▸ **DATA SHOWN**:
◇ ◇ ◇

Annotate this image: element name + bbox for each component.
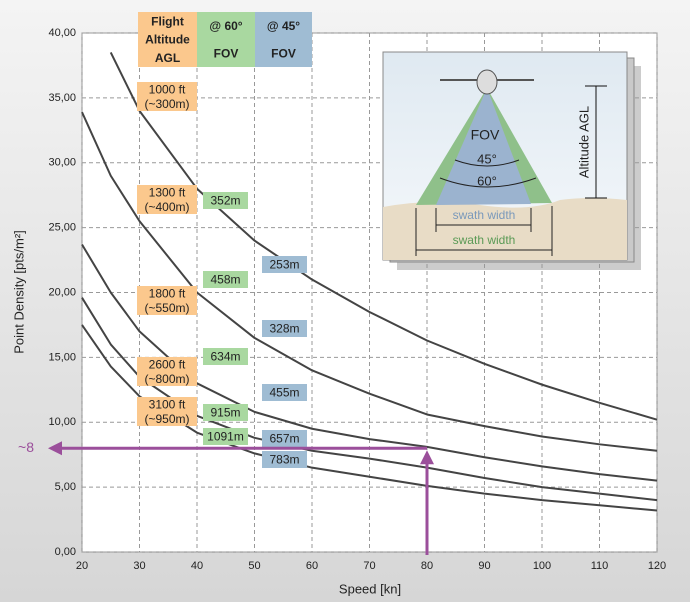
altitude-label-box: [137, 286, 197, 315]
swath60-label: 352m: [210, 194, 240, 208]
annotation-arrow-head: [48, 441, 62, 456]
swath45-label: 328m: [269, 322, 299, 336]
x-tick-label: 40: [191, 560, 203, 572]
header-fov45: @ 45°: [267, 19, 300, 33]
x-tick-label: 80: [421, 560, 433, 572]
curve: [81, 297, 658, 502]
altitude-label: 1800 ft: [149, 286, 186, 300]
y-tick-label: 5,00: [55, 481, 76, 493]
swath45-label-box: [262, 430, 307, 447]
swath60-label-box: [203, 428, 248, 445]
header-fov60-box: [197, 12, 255, 67]
swath60-label-box: [203, 404, 248, 421]
y-tick-label: 35,00: [48, 92, 76, 104]
altitude-label-box: [137, 357, 197, 386]
curve: [81, 243, 658, 482]
y-tick-label: 30,00: [48, 157, 76, 169]
x-tick-label: 120: [648, 560, 666, 572]
altitude-label: (~400m): [144, 200, 189, 214]
swath45-label: 253m: [269, 258, 299, 272]
x-tick-label: 70: [363, 560, 375, 572]
altitude-label: (~800m): [144, 372, 189, 386]
swath45-label-box: [262, 320, 307, 337]
annotation-label: ~8: [18, 439, 34, 455]
y-tick-label: 10,00: [48, 416, 76, 428]
altitude-label: 2600 ft: [149, 357, 186, 371]
x-tick-label: 100: [533, 560, 551, 572]
inset-angle-60: 60°: [477, 173, 497, 188]
altitude-label: 1300 ft: [149, 185, 186, 199]
header-altitude-box: [138, 12, 197, 67]
y-tick-label: 15,00: [48, 351, 76, 363]
altitude-label-box: [137, 397, 197, 426]
altitude-label: (~300m): [144, 97, 189, 111]
x-tick-label: 60: [306, 560, 318, 572]
x-tick-label: 90: [478, 560, 490, 572]
inset-fov: FOV: [471, 127, 500, 143]
header-fov60: FOV: [214, 46, 239, 60]
header-altitude: Altitude: [145, 33, 190, 47]
altitude-label-box: [137, 185, 197, 214]
swath45-label-box: [262, 451, 307, 468]
swath45-label-box: [262, 384, 307, 401]
y-tick-label: 25,00: [48, 222, 76, 234]
y-axis-label: Point Density [pts/m²]: [11, 230, 26, 354]
swath60-label-box: [203, 192, 248, 209]
annotation-arrow-head: [420, 450, 434, 465]
altitude-label: (~550m): [144, 301, 189, 315]
inset-swath-45: swath width: [453, 208, 516, 222]
swath60-label: 915m: [210, 406, 240, 420]
inset-angle-45: 45°: [477, 151, 497, 166]
header-altitude: Flight: [151, 14, 184, 28]
header-fov45: FOV: [271, 46, 296, 60]
x-tick-label: 20: [76, 560, 88, 572]
swath60-label: 634m: [210, 350, 240, 364]
x-tick-label: 30: [133, 560, 145, 572]
swath60-label: 1091m: [207, 430, 244, 444]
inset-diagram: FOV 45° 60° Altitude AGL swath width swa…: [382, 51, 641, 270]
header-fov45-box: [255, 12, 312, 67]
swath45-label-box: [262, 256, 307, 273]
inset-altitude: Altitude AGL: [576, 106, 591, 178]
x-tick-label: 110: [591, 560, 609, 572]
swath45-label: 657m: [269, 432, 299, 446]
altitude-label: 1000 ft: [149, 82, 186, 96]
header-altitude: AGL: [155, 51, 180, 65]
header-fov60: @ 60°: [209, 19, 242, 33]
swath45-label: 455m: [269, 386, 299, 400]
y-tick-label: 40,00: [48, 27, 76, 39]
swath60-label: 458m: [210, 273, 240, 287]
altitude-label: 3100 ft: [149, 397, 186, 411]
curve: [81, 111, 658, 452]
inset-swath-60: swath width: [453, 233, 516, 247]
x-axis-label: Speed [kn]: [339, 581, 401, 596]
y-tick-label: 20,00: [48, 286, 76, 298]
curve: [81, 324, 658, 512]
y-tick-label: 0,00: [55, 546, 76, 558]
altitude-label-box: [137, 82, 197, 111]
altitude-label: (~950m): [144, 412, 189, 426]
swath60-label-box: [203, 348, 248, 365]
swath60-label-box: [203, 271, 248, 288]
x-tick-label: 50: [248, 560, 260, 572]
curve: [109, 52, 658, 421]
swath45-label: 783m: [269, 453, 299, 467]
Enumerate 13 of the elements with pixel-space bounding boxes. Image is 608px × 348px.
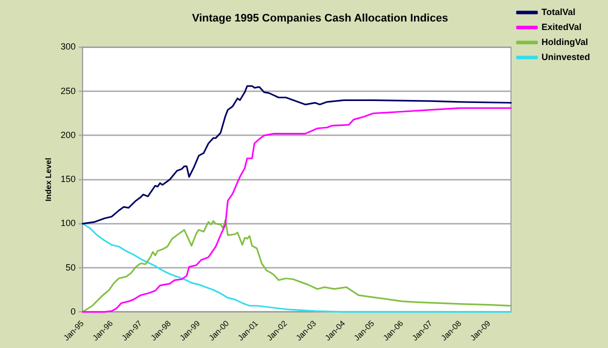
legend-label: HoldingVal (541, 36, 588, 47)
y-tick-label: 50 (66, 262, 76, 272)
y-tick-label: 300 (60, 42, 76, 52)
y-tick-label: 250 (60, 86, 76, 96)
legend-label: ExitedVal (541, 22, 582, 32)
y-tick-label: 150 (60, 174, 76, 184)
y-tick-label: 100 (60, 218, 76, 228)
y-tick-label: 200 (60, 130, 76, 140)
y-tick-label: 0 (70, 306, 76, 316)
y-axis-title: Index Level (44, 158, 54, 202)
legend-label: Uninvested (541, 52, 590, 62)
chart-title: Vintage 1995 Companies Cash Allocation Indices (192, 12, 448, 25)
legend-label: TotalVal (541, 6, 576, 17)
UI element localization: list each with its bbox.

◇ ◇ ◇

▸ **BRIEF**: Reproduce every one of the entries above word for word, omitting the pictures.

▸ **THE REPLY**:
Annotate this image: element name + bbox for each component.
altitude-label-box: [137, 286, 197, 315]
swath60-label: 352m: [210, 194, 240, 208]
annotation-arrow-head: [48, 441, 62, 456]
swath45-label: 328m: [269, 322, 299, 336]
x-tick-label: 40: [191, 560, 203, 572]
header-fov45: @ 45°: [267, 19, 300, 33]
x-tick-label: 80: [421, 560, 433, 572]
curve: [81, 297, 658, 502]
altitude-label: 1800 ft: [149, 286, 186, 300]
y-tick-label: 5,00: [55, 481, 76, 493]
swath45-label-box: [262, 430, 307, 447]
swath60-label-box: [203, 428, 248, 445]
header-fov60-box: [197, 12, 255, 67]
swath60-label-box: [203, 404, 248, 421]
y-tick-label: 35,00: [48, 92, 76, 104]
altitude-label-box: [137, 357, 197, 386]
curve: [81, 243, 658, 482]
y-tick-label: 30,00: [48, 157, 76, 169]
x-tick-label: 120: [648, 560, 666, 572]
altitude-label: (~400m): [144, 200, 189, 214]
swath45-label: 253m: [269, 258, 299, 272]
x-tick-label: 70: [363, 560, 375, 572]
altitude-label: (~800m): [144, 372, 189, 386]
swath45-label-box: [262, 320, 307, 337]
annotation-label: ~8: [18, 439, 34, 455]
y-tick-label: 10,00: [48, 416, 76, 428]
altitude-label: 2600 ft: [149, 357, 186, 371]
x-tick-label: 100: [533, 560, 551, 572]
inset-angle-60: 60°: [477, 173, 497, 188]
altitude-label: 1300 ft: [149, 185, 186, 199]
header-altitude-box: [138, 12, 197, 67]
y-tick-label: 15,00: [48, 351, 76, 363]
altitude-label-box: [137, 397, 197, 426]
altitude-label: (~300m): [144, 97, 189, 111]
x-tick-label: 60: [306, 560, 318, 572]
x-tick-label: 90: [478, 560, 490, 572]
inset-fov: FOV: [471, 127, 500, 143]
header-fov60: FOV: [214, 46, 239, 60]
header-altitude: Altitude: [145, 33, 190, 47]
altitude-label-box: [137, 185, 197, 214]
swath45-label-box: [262, 451, 307, 468]
swath45-label-box: [262, 384, 307, 401]
y-tick-label: 25,00: [48, 222, 76, 234]
y-axis-label: Point Density [pts/m²]: [11, 230, 26, 354]
swath60-label-box: [203, 192, 248, 209]
annotation-arrow-head: [420, 450, 434, 465]
altitude-label: (~550m): [144, 301, 189, 315]
inset-swath-45: swath width: [453, 208, 516, 222]
swath60-label: 915m: [210, 406, 240, 420]
inset-angle-45: 45°: [477, 151, 497, 166]
header-altitude: Flight: [151, 14, 184, 28]
header-fov45: FOV: [271, 46, 296, 60]
x-tick-label: 20: [76, 560, 88, 572]
swath60-label: 634m: [210, 350, 240, 364]
x-tick-label: 30: [133, 560, 145, 572]
swath60-label: 1091m: [207, 430, 244, 444]
inset-diagram: FOV 45° 60° Altitude AGL swath width swa…: [382, 51, 641, 270]
header-fov45-box: [255, 12, 312, 67]
swath45-label-box: [262, 256, 307, 273]
inset-altitude: Altitude AGL: [576, 106, 591, 178]
x-tick-label: 110: [591, 560, 609, 572]
swath45-label: 657m: [269, 432, 299, 446]
altitude-label: 1000 ft: [149, 82, 186, 96]
header-altitude: AGL: [155, 51, 180, 65]
header-fov60: @ 60°: [209, 19, 242, 33]
swath45-label: 455m: [269, 386, 299, 400]
y-tick-label: 40,00: [48, 27, 76, 39]
swath60-label: 458m: [210, 273, 240, 287]
altitude-label: 3100 ft: [149, 397, 186, 411]
curve: [81, 111, 658, 452]
inset-swath-60: swath width: [453, 233, 516, 247]
x-axis-label: Speed [kn]: [339, 581, 401, 596]
y-tick-label: 20,00: [48, 286, 76, 298]
curve: [81, 324, 658, 512]
y-tick-label: 0,00: [55, 546, 76, 558]
altitude-label-box: [137, 82, 197, 111]
altitude-label: (~950m): [144, 412, 189, 426]
swath60-label-box: [203, 348, 248, 365]
swath60-label-box: [203, 271, 248, 288]
x-tick-label: 50: [248, 560, 260, 572]
curve: [109, 52, 658, 421]
swath45-label: 783m: [269, 453, 299, 467]
Enumerate 13 of the elements with pixel-space bounding boxes. Image is 608px × 348px.
legend-label: HoldingVal (541, 36, 588, 47)
y-tick-label: 50 (66, 262, 76, 272)
y-tick-label: 300 (60, 42, 76, 52)
y-tick-label: 250 (60, 86, 76, 96)
legend-label: ExitedVal (541, 22, 582, 32)
y-tick-label: 150 (60, 174, 76, 184)
y-tick-label: 100 (60, 218, 76, 228)
y-tick-label: 200 (60, 130, 76, 140)
y-tick-label: 0 (70, 306, 76, 316)
y-axis-title: Index Level (44, 158, 54, 202)
legend-label: Uninvested (541, 52, 590, 62)
chart-title: Vintage 1995 Companies Cash Allocation Indices (192, 12, 448, 25)
legend-label: TotalVal (541, 6, 576, 17)
UI element localization: list each with its bbox.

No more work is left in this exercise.